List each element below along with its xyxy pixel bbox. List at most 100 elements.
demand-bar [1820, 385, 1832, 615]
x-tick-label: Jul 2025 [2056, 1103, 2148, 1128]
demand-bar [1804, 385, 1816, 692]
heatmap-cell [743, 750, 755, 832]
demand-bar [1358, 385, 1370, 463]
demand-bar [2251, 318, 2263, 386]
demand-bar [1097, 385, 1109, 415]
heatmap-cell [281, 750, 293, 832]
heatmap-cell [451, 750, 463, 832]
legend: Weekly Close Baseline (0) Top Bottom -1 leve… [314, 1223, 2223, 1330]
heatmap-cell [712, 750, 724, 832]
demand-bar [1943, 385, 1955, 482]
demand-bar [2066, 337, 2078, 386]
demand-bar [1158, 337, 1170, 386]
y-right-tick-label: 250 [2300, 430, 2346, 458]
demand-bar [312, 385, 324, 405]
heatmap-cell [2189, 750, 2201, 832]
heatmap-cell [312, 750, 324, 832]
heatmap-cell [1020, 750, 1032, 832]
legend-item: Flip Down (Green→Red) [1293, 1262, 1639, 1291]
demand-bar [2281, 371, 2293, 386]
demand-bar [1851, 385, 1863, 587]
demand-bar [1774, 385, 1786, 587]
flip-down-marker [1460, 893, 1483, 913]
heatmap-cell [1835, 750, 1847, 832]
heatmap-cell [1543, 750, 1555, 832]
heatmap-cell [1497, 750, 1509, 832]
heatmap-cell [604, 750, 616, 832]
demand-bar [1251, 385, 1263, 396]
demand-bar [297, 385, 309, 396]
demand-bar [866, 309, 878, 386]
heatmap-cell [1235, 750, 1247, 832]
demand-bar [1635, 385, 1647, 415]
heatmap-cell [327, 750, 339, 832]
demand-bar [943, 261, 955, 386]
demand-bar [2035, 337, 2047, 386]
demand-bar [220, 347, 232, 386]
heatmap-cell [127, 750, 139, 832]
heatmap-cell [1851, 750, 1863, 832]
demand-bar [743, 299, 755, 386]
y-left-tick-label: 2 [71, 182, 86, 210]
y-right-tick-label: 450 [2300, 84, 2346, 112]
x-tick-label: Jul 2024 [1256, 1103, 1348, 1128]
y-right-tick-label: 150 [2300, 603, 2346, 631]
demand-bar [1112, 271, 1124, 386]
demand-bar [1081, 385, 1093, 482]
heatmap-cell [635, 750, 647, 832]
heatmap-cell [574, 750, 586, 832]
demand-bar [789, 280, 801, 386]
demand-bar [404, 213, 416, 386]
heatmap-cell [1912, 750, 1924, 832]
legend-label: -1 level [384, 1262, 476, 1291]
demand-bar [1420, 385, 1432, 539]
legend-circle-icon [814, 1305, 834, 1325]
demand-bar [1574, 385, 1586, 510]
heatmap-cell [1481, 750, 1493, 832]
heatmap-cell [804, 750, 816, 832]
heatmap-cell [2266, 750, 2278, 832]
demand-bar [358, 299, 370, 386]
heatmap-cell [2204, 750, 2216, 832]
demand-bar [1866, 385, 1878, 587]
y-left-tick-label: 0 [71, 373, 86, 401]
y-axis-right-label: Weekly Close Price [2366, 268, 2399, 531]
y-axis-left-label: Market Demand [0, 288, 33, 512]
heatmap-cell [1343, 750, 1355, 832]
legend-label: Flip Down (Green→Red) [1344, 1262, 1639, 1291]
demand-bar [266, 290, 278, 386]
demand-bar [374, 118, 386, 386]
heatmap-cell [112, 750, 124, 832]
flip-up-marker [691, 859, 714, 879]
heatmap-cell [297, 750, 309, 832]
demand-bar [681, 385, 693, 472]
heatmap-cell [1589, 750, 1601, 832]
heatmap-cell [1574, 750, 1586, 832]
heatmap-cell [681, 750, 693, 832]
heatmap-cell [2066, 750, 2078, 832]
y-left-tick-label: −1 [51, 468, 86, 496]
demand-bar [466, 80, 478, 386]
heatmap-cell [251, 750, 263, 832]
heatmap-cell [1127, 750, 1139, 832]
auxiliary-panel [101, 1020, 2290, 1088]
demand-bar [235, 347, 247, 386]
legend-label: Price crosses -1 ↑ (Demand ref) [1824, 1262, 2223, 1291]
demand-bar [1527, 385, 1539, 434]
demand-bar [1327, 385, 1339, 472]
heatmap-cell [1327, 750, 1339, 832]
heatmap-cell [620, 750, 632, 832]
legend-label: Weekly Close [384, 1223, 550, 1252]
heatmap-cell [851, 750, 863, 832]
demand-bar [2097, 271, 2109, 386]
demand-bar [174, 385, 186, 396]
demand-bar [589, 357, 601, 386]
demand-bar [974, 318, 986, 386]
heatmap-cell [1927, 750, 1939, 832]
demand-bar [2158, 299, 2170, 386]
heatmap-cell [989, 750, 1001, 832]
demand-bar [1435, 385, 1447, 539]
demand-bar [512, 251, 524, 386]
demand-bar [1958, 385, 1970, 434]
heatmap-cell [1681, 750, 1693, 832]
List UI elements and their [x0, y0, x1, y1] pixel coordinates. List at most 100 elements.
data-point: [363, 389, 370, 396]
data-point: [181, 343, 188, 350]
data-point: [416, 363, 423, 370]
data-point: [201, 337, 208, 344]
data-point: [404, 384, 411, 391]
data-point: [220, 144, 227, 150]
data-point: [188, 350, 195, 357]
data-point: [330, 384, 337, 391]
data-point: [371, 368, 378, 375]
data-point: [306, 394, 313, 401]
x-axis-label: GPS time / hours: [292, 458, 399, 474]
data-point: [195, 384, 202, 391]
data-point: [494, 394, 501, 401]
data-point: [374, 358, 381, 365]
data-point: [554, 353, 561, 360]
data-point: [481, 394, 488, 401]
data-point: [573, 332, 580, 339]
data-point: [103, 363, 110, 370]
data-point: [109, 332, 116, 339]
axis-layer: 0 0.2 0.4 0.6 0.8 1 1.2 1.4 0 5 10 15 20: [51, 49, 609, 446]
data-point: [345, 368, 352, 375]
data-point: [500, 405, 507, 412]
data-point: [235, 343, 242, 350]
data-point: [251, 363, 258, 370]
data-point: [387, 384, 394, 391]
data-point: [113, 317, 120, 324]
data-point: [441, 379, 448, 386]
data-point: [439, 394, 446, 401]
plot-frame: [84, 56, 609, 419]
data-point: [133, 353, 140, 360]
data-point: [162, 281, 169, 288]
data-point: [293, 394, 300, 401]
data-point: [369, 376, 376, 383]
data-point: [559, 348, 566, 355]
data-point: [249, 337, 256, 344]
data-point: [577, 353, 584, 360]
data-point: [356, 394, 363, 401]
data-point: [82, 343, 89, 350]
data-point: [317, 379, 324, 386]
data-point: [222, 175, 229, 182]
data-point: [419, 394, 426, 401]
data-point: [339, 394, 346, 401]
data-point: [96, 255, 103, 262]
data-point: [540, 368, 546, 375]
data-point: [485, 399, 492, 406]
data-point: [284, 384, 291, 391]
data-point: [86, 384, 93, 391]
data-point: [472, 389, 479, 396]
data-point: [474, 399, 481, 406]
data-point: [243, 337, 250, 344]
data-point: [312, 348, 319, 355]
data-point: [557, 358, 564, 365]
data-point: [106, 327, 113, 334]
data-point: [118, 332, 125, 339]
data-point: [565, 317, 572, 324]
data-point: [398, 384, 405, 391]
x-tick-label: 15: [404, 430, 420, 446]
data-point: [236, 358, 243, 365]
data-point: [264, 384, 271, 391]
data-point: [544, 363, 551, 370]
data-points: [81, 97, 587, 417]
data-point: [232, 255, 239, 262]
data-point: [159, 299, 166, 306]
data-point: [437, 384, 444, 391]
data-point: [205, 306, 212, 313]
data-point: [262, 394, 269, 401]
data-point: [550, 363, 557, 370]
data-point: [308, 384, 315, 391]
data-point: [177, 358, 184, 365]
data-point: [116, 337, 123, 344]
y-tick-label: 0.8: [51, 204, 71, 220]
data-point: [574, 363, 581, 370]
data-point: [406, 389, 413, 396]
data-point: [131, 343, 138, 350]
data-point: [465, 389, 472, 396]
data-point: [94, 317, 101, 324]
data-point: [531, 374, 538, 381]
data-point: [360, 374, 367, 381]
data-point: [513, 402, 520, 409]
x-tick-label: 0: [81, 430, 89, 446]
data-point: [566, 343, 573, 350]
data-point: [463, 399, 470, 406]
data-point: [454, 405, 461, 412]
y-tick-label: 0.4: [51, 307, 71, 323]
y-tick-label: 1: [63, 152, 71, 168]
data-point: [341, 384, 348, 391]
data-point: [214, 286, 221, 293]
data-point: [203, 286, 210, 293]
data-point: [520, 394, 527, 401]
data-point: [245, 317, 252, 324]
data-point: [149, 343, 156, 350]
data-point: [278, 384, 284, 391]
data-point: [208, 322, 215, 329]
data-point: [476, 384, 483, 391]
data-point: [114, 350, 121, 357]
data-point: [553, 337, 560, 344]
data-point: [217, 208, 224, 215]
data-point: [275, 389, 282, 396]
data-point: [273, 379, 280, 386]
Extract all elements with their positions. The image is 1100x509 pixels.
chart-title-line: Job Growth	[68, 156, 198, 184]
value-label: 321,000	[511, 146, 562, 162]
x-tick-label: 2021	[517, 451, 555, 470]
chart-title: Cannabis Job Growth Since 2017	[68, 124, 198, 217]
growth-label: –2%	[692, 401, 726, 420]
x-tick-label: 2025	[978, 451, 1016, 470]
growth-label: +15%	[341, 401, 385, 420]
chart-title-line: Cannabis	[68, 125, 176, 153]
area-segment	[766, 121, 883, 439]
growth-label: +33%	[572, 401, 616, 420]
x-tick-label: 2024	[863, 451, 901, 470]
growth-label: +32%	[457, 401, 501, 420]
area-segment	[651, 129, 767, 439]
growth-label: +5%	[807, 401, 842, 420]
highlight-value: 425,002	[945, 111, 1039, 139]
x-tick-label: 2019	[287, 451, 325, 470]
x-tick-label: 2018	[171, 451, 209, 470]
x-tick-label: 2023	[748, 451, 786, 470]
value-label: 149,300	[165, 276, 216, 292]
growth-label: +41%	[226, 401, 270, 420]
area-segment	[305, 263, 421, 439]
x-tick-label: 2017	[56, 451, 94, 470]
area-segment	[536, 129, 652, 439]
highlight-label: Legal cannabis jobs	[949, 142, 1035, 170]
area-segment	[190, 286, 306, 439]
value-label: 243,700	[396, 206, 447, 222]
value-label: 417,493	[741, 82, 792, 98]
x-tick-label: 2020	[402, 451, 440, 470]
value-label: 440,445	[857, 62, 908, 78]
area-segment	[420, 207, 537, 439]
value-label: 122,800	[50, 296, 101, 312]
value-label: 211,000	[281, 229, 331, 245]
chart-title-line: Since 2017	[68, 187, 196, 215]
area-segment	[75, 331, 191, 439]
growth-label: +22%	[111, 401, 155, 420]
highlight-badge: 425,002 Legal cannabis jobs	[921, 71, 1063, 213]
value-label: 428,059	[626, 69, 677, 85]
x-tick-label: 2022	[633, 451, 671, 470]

**Exercise details:**
Starting from the top of the material and going through the line that contains "heatmap-cell [1235, 750, 1247, 832]", give each line as an item in a numbered list, leaving out any blank lines.

**Reply:**
1. List each element below along with its xyxy pixel bbox. List at most 100 elements.
2. demand-bar [1820, 385, 1832, 615]
3. x-tick-label: Jul 2025 [2056, 1103, 2148, 1128]
4. demand-bar [1804, 385, 1816, 692]
5. heatmap-cell [743, 750, 755, 832]
6. demand-bar [1358, 385, 1370, 463]
7. demand-bar [2251, 318, 2263, 386]
8. demand-bar [1097, 385, 1109, 415]
9. heatmap-cell [281, 750, 293, 832]
10. heatmap-cell [451, 750, 463, 832]
11. legend: Weekly Close Baseline (0) Top Bottom -1 leve… [314, 1223, 2223, 1330]
12. heatmap-cell [712, 750, 724, 832]
13. demand-bar [1943, 385, 1955, 482]
14. demand-bar [2066, 337, 2078, 386]
15. demand-bar [1158, 337, 1170, 386]
16. y-right-tick-label: 250 [2300, 430, 2346, 458]
17. demand-bar [312, 385, 324, 405]
18. heatmap-cell [2189, 750, 2201, 832]
19. heatmap-cell [312, 750, 324, 832]
20. heatmap-cell [1020, 750, 1032, 832]
21. legend-item: Flip Down (Green→Red) [1293, 1262, 1639, 1291]
22. demand-bar [2281, 371, 2293, 386]
23. demand-bar [1851, 385, 1863, 587]
24. demand-bar [1774, 385, 1786, 587]
25. flip-down-marker [1460, 893, 1483, 913]
26. heatmap-cell [1835, 750, 1847, 832]
27. heatmap-cell [1543, 750, 1555, 832]
28. heatmap-cell [1497, 750, 1509, 832]
29. heatmap-cell [604, 750, 616, 832]
30. demand-bar [1251, 385, 1263, 396]
31. demand-bar [297, 385, 309, 396]
32. demand-bar [866, 309, 878, 386]
33. heatmap-cell [1235, 750, 1247, 832]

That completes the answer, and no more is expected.